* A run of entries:
## Start

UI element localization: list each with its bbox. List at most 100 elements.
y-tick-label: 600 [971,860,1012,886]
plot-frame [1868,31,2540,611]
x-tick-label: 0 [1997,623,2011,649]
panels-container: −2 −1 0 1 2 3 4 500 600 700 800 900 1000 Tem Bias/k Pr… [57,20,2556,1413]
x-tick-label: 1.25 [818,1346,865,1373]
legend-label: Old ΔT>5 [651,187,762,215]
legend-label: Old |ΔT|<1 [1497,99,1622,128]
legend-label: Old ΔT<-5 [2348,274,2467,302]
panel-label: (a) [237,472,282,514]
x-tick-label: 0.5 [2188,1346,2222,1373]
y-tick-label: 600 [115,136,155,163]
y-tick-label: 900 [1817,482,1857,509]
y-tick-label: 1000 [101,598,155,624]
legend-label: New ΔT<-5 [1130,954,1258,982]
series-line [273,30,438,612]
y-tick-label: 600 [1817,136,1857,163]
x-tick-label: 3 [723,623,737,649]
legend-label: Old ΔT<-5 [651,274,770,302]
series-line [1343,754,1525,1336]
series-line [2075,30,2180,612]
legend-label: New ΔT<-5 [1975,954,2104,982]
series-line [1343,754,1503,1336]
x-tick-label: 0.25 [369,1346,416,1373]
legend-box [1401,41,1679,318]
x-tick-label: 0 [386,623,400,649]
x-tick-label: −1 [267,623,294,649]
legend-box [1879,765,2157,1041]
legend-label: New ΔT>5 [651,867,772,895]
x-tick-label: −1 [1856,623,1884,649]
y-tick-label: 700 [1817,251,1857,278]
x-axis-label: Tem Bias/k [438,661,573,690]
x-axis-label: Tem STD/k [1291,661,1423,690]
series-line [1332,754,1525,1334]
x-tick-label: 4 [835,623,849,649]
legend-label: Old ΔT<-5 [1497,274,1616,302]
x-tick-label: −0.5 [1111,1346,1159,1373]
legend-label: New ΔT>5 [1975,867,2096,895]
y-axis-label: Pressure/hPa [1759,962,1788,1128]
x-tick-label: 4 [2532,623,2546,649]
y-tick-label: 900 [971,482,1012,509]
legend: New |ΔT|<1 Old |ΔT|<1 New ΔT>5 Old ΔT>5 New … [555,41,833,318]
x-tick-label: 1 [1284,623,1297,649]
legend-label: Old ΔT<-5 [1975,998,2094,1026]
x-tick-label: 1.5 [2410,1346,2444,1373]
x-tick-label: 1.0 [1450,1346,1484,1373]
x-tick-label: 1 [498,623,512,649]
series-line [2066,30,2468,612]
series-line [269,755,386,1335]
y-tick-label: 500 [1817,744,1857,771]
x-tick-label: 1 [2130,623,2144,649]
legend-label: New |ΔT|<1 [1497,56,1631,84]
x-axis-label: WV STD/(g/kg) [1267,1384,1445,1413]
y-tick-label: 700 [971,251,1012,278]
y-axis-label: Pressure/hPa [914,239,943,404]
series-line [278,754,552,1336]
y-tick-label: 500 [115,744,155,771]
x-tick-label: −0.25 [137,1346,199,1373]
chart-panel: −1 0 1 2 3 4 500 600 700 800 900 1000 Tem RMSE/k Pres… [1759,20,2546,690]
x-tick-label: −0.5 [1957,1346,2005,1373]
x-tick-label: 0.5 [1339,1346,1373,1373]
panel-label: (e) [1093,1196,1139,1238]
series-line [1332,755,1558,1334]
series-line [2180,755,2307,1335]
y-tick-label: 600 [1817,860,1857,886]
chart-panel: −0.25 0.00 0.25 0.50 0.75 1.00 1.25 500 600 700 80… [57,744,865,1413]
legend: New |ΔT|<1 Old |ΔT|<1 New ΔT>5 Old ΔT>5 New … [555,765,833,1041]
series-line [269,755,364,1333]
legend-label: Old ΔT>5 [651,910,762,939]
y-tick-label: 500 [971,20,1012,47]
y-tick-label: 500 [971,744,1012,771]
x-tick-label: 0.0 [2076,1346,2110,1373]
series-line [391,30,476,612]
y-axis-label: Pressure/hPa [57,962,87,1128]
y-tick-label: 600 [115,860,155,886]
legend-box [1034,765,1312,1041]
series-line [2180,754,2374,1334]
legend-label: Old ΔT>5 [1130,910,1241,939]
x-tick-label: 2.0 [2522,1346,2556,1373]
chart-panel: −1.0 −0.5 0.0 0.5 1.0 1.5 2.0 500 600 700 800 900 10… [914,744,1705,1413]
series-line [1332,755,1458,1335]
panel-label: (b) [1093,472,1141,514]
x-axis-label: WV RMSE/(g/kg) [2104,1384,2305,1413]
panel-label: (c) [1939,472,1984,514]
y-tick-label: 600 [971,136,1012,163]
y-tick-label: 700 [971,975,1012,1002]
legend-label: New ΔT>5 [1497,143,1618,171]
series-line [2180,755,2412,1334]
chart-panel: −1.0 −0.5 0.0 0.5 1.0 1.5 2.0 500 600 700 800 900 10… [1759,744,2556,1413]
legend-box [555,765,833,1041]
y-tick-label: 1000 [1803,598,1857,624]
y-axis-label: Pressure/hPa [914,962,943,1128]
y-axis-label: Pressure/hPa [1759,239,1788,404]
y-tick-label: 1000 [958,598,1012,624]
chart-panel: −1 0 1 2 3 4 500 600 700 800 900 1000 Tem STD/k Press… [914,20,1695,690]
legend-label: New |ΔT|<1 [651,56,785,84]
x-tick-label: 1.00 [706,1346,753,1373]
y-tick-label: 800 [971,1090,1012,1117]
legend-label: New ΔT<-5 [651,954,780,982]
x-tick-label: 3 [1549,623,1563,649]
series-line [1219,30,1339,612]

## End

* Problem description:
Can you output the entries verbatim, starting with the very first line and ending with the line that contains "series-line [273,30,438,612]", including both of them?

* Response:
UI element localization: list each with its bbox. List at most 100 elements.
y-tick-label: 600 [971,860,1012,886]
plot-frame [1868,31,2540,611]
x-tick-label: 0 [1997,623,2011,649]
panels-container: −2 −1 0 1 2 3 4 500 600 700 800 900 1000 Tem Bias/k Pr… [57,20,2556,1413]
x-tick-label: 1.25 [818,1346,865,1373]
legend-label: Old ΔT>5 [651,187,762,215]
legend-label: Old |ΔT|<1 [1497,99,1622,128]
legend-label: Old ΔT<-5 [2348,274,2467,302]
panel-label: (a) [237,472,282,514]
x-tick-label: 0.5 [2188,1346,2222,1373]
y-tick-label: 600 [115,136,155,163]
y-tick-label: 900 [1817,482,1857,509]
y-tick-label: 1000 [101,598,155,624]
legend-label: New ΔT<-5 [1130,954,1258,982]
series-line [273,30,438,612]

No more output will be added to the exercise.